• [PROBLEM DETAILS] Select and copy out every line in the records containing "title".

• [ROWS]
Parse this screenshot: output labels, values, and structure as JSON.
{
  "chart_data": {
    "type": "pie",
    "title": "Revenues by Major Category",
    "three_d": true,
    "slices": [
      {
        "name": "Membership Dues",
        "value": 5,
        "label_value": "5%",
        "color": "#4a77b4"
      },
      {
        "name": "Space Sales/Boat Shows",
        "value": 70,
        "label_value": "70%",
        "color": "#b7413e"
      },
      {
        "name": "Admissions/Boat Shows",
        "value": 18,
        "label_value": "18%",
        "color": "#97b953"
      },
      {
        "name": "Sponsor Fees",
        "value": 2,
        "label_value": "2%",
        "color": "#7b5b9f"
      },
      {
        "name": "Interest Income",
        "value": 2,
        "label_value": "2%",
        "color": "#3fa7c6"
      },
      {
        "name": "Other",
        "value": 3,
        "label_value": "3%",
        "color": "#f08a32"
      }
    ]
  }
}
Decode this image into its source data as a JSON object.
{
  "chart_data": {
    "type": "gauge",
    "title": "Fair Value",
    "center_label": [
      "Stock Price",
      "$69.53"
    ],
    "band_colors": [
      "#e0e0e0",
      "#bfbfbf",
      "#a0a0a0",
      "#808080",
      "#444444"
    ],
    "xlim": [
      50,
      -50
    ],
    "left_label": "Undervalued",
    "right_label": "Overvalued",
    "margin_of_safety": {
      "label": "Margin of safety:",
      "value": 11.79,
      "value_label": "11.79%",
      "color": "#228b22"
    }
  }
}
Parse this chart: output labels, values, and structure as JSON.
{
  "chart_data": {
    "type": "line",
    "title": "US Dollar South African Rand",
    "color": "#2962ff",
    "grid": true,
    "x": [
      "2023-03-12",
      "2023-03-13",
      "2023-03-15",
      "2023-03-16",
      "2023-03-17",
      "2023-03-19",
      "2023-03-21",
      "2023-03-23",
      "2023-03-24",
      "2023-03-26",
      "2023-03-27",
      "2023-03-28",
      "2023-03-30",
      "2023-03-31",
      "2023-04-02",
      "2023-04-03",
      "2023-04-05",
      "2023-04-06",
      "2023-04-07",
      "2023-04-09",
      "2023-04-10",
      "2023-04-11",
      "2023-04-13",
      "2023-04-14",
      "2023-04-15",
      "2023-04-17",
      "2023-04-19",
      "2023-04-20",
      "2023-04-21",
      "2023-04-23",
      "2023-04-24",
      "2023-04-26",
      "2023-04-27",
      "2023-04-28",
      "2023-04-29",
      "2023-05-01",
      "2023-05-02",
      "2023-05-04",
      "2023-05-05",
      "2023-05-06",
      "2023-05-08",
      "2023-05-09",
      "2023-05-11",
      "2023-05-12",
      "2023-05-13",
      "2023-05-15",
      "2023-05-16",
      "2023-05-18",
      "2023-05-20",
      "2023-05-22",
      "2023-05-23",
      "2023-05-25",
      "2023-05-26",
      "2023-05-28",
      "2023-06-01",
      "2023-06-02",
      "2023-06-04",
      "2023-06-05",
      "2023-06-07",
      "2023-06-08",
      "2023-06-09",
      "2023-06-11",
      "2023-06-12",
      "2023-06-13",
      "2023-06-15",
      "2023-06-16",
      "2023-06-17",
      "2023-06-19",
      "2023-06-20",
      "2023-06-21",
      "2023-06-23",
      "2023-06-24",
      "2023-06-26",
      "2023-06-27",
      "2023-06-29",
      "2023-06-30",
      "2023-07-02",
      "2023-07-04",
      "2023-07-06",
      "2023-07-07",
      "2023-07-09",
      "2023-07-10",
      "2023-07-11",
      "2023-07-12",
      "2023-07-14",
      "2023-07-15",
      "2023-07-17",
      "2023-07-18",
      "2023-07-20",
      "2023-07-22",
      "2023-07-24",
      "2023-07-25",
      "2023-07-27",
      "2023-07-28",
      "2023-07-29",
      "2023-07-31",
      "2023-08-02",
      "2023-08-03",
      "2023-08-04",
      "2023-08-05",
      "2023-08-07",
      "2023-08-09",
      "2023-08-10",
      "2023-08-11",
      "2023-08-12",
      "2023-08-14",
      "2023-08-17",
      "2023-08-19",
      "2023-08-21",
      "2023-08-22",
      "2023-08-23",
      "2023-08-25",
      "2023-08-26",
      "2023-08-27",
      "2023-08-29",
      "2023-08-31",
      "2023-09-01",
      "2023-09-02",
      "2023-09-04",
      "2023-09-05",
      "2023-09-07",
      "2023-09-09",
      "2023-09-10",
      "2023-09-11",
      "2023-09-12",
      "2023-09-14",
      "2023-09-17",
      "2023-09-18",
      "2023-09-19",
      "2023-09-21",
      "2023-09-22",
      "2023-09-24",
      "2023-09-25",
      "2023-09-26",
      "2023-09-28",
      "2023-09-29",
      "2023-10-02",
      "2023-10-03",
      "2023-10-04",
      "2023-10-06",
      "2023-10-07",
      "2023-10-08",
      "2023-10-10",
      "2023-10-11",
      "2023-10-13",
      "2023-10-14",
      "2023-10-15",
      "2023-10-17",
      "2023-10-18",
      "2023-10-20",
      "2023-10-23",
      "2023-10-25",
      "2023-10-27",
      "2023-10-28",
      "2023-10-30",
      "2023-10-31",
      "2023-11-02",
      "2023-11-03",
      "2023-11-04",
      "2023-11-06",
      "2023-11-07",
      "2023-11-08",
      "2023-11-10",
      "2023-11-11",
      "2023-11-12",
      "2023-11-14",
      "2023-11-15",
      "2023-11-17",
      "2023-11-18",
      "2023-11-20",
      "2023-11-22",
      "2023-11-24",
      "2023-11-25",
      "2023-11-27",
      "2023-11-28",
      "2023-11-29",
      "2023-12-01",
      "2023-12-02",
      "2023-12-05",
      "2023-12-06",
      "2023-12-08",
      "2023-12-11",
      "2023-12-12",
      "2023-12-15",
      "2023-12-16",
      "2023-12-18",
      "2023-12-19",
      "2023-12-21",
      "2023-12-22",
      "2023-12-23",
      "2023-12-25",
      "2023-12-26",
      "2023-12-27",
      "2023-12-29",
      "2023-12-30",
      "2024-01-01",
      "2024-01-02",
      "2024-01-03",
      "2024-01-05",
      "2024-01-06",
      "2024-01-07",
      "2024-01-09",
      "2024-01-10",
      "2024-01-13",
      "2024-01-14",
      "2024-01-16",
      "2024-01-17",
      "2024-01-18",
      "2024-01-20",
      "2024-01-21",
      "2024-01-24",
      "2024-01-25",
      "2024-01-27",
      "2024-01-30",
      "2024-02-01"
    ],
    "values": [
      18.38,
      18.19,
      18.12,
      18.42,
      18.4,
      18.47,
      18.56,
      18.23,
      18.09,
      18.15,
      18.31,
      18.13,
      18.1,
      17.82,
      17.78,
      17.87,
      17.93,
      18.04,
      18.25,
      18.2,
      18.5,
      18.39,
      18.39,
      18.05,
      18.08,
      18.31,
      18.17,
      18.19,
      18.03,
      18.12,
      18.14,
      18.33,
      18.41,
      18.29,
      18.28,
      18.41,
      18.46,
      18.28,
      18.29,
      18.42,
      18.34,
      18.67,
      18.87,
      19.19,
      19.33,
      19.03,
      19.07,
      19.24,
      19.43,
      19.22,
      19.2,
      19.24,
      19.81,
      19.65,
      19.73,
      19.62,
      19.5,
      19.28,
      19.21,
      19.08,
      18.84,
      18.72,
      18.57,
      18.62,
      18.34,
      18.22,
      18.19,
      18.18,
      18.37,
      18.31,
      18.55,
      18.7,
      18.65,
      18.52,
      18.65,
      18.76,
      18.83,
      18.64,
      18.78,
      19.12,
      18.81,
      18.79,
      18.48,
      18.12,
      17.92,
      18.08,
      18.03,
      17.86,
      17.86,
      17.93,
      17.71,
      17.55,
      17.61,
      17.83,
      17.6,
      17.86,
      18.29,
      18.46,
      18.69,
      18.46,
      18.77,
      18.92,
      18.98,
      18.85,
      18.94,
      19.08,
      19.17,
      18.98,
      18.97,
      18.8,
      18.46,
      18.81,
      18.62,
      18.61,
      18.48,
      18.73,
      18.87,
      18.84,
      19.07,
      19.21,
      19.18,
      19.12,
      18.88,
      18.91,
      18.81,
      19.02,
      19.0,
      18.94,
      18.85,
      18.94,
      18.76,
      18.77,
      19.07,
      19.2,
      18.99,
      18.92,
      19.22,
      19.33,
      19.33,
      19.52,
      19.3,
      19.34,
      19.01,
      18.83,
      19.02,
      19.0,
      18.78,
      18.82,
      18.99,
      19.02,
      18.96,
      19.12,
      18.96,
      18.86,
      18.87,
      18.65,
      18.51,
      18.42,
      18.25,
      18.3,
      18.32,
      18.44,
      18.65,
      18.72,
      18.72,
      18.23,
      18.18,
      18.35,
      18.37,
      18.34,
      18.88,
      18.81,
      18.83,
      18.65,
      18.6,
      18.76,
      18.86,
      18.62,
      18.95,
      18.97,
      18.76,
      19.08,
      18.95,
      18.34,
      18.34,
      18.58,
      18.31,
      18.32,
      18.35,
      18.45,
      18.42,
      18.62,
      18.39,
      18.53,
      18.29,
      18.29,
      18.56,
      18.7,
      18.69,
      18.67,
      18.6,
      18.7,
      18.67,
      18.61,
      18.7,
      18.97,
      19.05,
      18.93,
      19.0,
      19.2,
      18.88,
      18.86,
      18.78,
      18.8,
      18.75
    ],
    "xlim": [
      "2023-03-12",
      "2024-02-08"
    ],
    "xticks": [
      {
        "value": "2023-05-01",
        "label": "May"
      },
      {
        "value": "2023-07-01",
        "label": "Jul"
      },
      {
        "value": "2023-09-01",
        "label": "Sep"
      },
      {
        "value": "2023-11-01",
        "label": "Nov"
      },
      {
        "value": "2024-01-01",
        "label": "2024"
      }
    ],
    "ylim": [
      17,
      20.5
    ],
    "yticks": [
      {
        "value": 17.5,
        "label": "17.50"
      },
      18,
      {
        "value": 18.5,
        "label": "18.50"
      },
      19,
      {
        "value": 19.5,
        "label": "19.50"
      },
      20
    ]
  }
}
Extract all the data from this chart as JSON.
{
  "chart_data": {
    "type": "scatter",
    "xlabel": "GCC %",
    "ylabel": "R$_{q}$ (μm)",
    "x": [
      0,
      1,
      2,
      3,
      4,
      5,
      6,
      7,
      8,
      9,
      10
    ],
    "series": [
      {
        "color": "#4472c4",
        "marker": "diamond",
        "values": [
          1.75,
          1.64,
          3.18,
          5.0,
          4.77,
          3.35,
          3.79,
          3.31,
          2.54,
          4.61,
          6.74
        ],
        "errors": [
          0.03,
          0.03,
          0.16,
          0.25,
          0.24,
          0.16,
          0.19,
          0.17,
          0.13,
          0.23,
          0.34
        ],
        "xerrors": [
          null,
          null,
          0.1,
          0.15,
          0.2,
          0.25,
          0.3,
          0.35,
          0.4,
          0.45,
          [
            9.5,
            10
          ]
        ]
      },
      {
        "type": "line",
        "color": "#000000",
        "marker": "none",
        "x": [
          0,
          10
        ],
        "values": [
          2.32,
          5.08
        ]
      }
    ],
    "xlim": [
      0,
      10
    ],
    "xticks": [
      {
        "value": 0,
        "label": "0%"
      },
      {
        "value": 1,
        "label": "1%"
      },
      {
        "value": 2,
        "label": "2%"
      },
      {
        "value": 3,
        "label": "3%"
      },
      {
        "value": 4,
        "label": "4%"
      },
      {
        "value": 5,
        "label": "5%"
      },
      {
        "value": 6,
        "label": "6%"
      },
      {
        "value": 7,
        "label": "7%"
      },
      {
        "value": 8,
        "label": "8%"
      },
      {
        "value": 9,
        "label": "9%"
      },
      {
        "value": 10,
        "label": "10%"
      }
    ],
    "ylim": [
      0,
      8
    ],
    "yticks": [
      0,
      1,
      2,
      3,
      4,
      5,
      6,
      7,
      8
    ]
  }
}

• [SOLUTION TO THIS EXERCISE]
    "title": "Revenues by Major Category",
    "title": "Fair Value",
    "title": "US Dollar South African Rand",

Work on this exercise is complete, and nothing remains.